» **TASK**
Print each of the rows below line for line, with every character kept the same.

» **MATERIAL SUPPLIED**
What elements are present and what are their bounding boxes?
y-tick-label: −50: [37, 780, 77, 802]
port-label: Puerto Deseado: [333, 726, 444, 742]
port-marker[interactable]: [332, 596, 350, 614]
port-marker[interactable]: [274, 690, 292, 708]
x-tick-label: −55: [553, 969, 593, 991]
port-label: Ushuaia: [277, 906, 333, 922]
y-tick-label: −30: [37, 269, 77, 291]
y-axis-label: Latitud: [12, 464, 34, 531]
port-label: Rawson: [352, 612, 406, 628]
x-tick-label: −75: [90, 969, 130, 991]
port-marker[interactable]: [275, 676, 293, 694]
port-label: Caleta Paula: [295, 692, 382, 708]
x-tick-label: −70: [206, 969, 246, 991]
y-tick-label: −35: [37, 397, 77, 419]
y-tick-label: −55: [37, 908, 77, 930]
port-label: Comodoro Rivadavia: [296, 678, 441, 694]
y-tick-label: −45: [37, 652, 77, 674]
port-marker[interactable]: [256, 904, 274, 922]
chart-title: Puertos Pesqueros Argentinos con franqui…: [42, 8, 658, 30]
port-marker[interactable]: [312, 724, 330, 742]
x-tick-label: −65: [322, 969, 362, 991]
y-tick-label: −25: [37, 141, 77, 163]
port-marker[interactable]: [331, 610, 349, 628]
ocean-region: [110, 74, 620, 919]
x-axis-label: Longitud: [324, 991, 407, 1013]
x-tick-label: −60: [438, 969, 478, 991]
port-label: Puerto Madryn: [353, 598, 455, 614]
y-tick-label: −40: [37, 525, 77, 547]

» **EXERCISE ANSWER**
What elements are present and what are their bounding boxes?
y-tick-label: −50: [37, 780, 77, 802]
port-label: Puerto Deseado: [333, 726, 444, 742]
port-marker[interactable]: [332, 596, 350, 614]
port-marker[interactable]: [274, 690, 292, 708]
x-tick-label: −55: [553, 969, 593, 991]
port-label: Ushuaia: [277, 906, 333, 922]
y-tick-label: −30: [37, 269, 77, 291]
y-axis-label: Latitud: [12, 464, 34, 531]
port-label: Rawson: [352, 612, 406, 628]
x-tick-label: −75: [90, 969, 130, 991]
port-marker[interactable]: [275, 676, 293, 694]
port-label: Caleta Paula: [295, 692, 382, 708]
x-tick-label: −70: [206, 969, 246, 991]
y-tick-label: −35: [37, 397, 77, 419]
y-tick-label: −55: [37, 908, 77, 930]
port-label: Comodoro Rivadavia: [296, 678, 441, 694]
y-tick-label: −45: [37, 652, 77, 674]
port-marker[interactable]: [256, 904, 274, 922]
chart-title: Puertos Pesqueros Argentinos con franqui…: [42, 8, 658, 30]
port-marker[interactable]: [312, 724, 330, 742]
x-tick-label: −65: [322, 969, 362, 991]
y-tick-label: −25: [37, 141, 77, 163]
port-marker[interactable]: [331, 610, 349, 628]
ocean-region: [110, 74, 620, 919]
x-axis-label: Longitud: [324, 991, 407, 1013]
x-tick-label: −60: [438, 969, 478, 991]
port-label: Puerto Madryn: [353, 598, 455, 614]
y-tick-label: −40: [37, 525, 77, 547]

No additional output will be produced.